Start Listing
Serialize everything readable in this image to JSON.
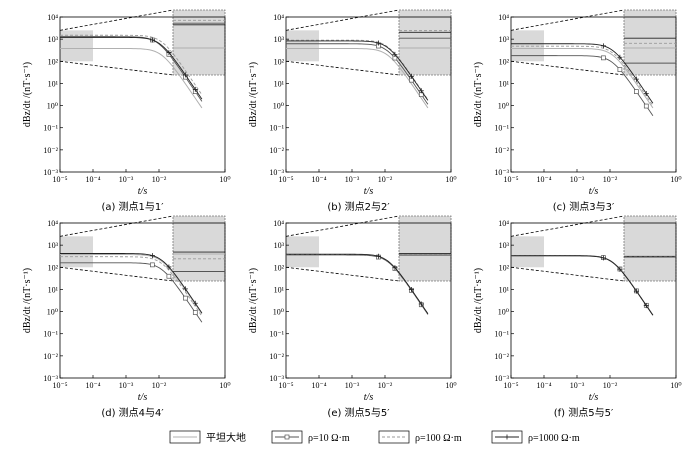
{
  "chart_data": {
    "type": "line",
    "x_scale": "log",
    "y_scale": "log",
    "xlim": [
      1e-05,
      1
    ],
    "ylim": [
      0.001,
      10000
    ],
    "xlabel": "t/s",
    "ylabel": "dBz/dt /(nT·s⁻¹)",
    "x_ticks": [
      "10⁻⁵",
      "10⁻⁴",
      "10⁻³",
      "10⁻²",
      "10⁰"
    ],
    "y_ticks": [
      "10⁴",
      "10³",
      "10²",
      "10¹",
      "10⁰",
      "10⁻¹",
      "10⁻²",
      "10⁻³"
    ],
    "legend": {
      "placement": "bottom",
      "entries": [
        {
          "label": "平坦大地",
          "style": "solid-light",
          "color": "#b0b0b0"
        },
        {
          "label": "ρ=10 Ω·m",
          "style": "square-marker",
          "color": "#555555"
        },
        {
          "label": "ρ=100 Ω·m",
          "style": "dashed",
          "color": "#9a9a9a"
        },
        {
          "label": "ρ=1000 Ω·m",
          "style": "plus-marker",
          "color": "#222222"
        }
      ]
    },
    "inset_color": "#d9d9d9",
    "inset_range_x": [
      1e-05,
      0.0001
    ],
    "panels": [
      {
        "caption": "(a) 测点1与1′",
        "early": {
          "flat": 380,
          "r10": 1300,
          "r100": 1500,
          "r1000": 1200
        },
        "late_shift": {
          "r10": 0.78,
          "r100": 1.0,
          "r1000": 0.9
        }
      },
      {
        "caption": "(b) 测点2与2′",
        "early": {
          "flat": 380,
          "r10": 620,
          "r100": 900,
          "r1000": 830
        },
        "late_shift": {
          "r10": 0.95,
          "r100": 1.0,
          "r1000": 1.0
        }
      },
      {
        "caption": "(c) 测点3与3′",
        "early": {
          "flat": 380,
          "r10": 180,
          "r100": 480,
          "r1000": 620
        },
        "late_shift": {
          "r10": 0.97,
          "r100": 1.0,
          "r1000": 1.0
        }
      },
      {
        "caption": "(d) 测点4与4′",
        "early": {
          "flat": 380,
          "r10": 160,
          "r100": 300,
          "r1000": 420
        },
        "late_shift": {
          "r10": 1.0,
          "r100": 1.0,
          "r1000": 1.0
        }
      },
      {
        "caption": "(e) 测点5与5′",
        "early": {
          "flat": 380,
          "r10": 360,
          "r100": 380,
          "r1000": 390
        },
        "late_shift": {
          "r10": 1.0,
          "r100": 1.0,
          "r1000": 1.0
        }
      },
      {
        "caption": "(f) 测点5与5′",
        "early": {
          "flat": 330,
          "r10": 340,
          "r100": 335,
          "r1000": 330
        },
        "late_shift": {
          "r10": 1.0,
          "r100": 1.0,
          "r1000": 1.0
        }
      }
    ]
  }
}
End Listing
Goal of the exercise:
Write out each line of the data that holds the string "caption".

Full output:
        "caption": "(a) 测点1与1′",
        "caption": "(b) 测点2与2′",
        "caption": "(c) 测点3与3′",
        "caption": "(d) 测点4与4′",
        "caption": "(e) 测点5与5′",
        "caption": "(f) 测点5与5′",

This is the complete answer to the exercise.